Oh $#@^! On the expressiveness of toddlers

My boy’s got moves.

I think it is great that young children have no internal filter. This makes my boy extremely expressive. His face beams enormous smiles, and his eyes sparkle more than any adult’s can. When he runs around and decides to strike a pose, wide legged and arms reaching to the sky, he is more commanding than Elvis. I imagine this is what actors try to tap into when they bare their souls on stage or on screen.

The greatest actor in the world clearly has no filter.

Sometimes, though, I wish there was a bit more of a filter. We were sitting down watching an episode of Mythbusters last night. It was about their third attempt to replicate the JATO car myth. My son loved it, even though he is still very young. It had cars and rockets, everything he needs to dash about “oohing”,  “aahing”, and “wowing.” It’s hopefully a great way to get him interested in STEM.

The show culminated with the Mythbusters launching their rocket-powered car off of a ramp in an attempt to get it to soar through the sky. Instead, the car disintegrates into a spectacular cloud of dust, fire, and debris. And that’s when it happened.

“Oh, $#@^!” Say what? What did my kid just say?

“$#@^!, $#@^!, $#@^!” My toddler keeps repeating as the car tumbles into yet another skyward roll.

DIRECTIONS
**1)** Transcribe the toddler post from "Oh $#@^! On the" to "or on screen.".
**2)** Decide whether each statement agrees with the toddler post, answering yes or no and quoting the deciding words: (a) The episode showed the third attempt to replicate the JATO car myth. (b) The narrator says the boy is less commanding than Elvis. (c) The rocket-powered car soared through the sky as hoped.
Rely on nothing but the toddler post.

RAW DATA
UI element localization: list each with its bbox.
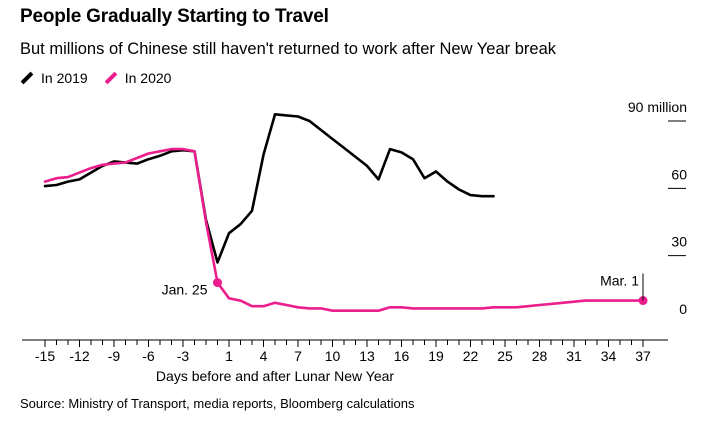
x-tick-label: 37 — [635, 348, 651, 364]
legend-item-2019: In 2019 — [20, 70, 88, 86]
x-tick-label: 16 — [394, 348, 410, 364]
y-tick-label: 30 — [671, 234, 687, 250]
series-line-in-2020 — [43, 147, 645, 312]
x-tick-label: 19 — [428, 348, 444, 364]
x-tick-label: -12 — [69, 348, 89, 364]
annotation-marker — [213, 278, 222, 288]
x-tick-label: -15 — [35, 348, 55, 364]
x-tick-label: 1 — [225, 348, 233, 364]
y-tick-label: 90 million — [628, 99, 687, 115]
chart-title: People Gradually Starting to Travel — [20, 6, 329, 27]
legend-label-2020: In 2020 — [124, 70, 172, 86]
legend-label-2019: In 2019 — [41, 70, 88, 86]
y-tick-label: 60 — [671, 166, 687, 182]
x-tick-label: -9 — [108, 348, 121, 364]
chart-legend: In 2019 In 2020 — [20, 70, 187, 86]
x-tick-label: -6 — [142, 348, 155, 364]
x-tick-label: 13 — [359, 348, 375, 364]
legend-item-2020: In 2020 — [104, 70, 172, 86]
y-tick-label: 0 — [679, 301, 687, 317]
x-tick-label: 22 — [463, 348, 479, 364]
annotation-label: Mar. 1 — [600, 273, 639, 289]
series-line-in-2019 — [43, 113, 495, 264]
x-tick-label: 34 — [601, 348, 617, 364]
x-tick-label: 25 — [497, 348, 513, 364]
x-tick-label: 7 — [294, 348, 302, 364]
x-tick-label: 28 — [532, 348, 548, 364]
x-tick-label: 4 — [260, 348, 268, 364]
x-axis-label: Days before and after Lunar New Year — [156, 368, 394, 384]
chart-subtitle: But millions of Chinese still haven't re… — [20, 40, 557, 58]
annotation-label: Jan. 25 — [162, 282, 208, 298]
x-tick-label: -3 — [177, 348, 190, 364]
x-tick-label: 10 — [325, 348, 341, 364]
x-tick-label: 31 — [566, 348, 582, 364]
source-note: Source: Ministry of Transport, media rep… — [20, 396, 415, 411]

WORKED SOLUTIONS
**1)**
Oh $#@^! On the expressiveness of toddlers

My boy’s got moves.

I think it is great that young children have no internal filter. This makes my boy extremely expressive. His face beams enormous smiles, and his eyes sparkle more than any adult’s can. When he runs around and decides to strike a pose, wide legged and arms reaching to the sky, he is more commanding than Elvis. I imagine this is what actors try to tap into when they bare their souls on stage or on screen.

**2)**
(a) Yes: "It was about their third attempt to replicate the JATO car myth."
(b) No: "he is more commanding than Elvis."
(c) No: "Instead, the car disintegrates into a spectacular cloud of dust, fire, and debris."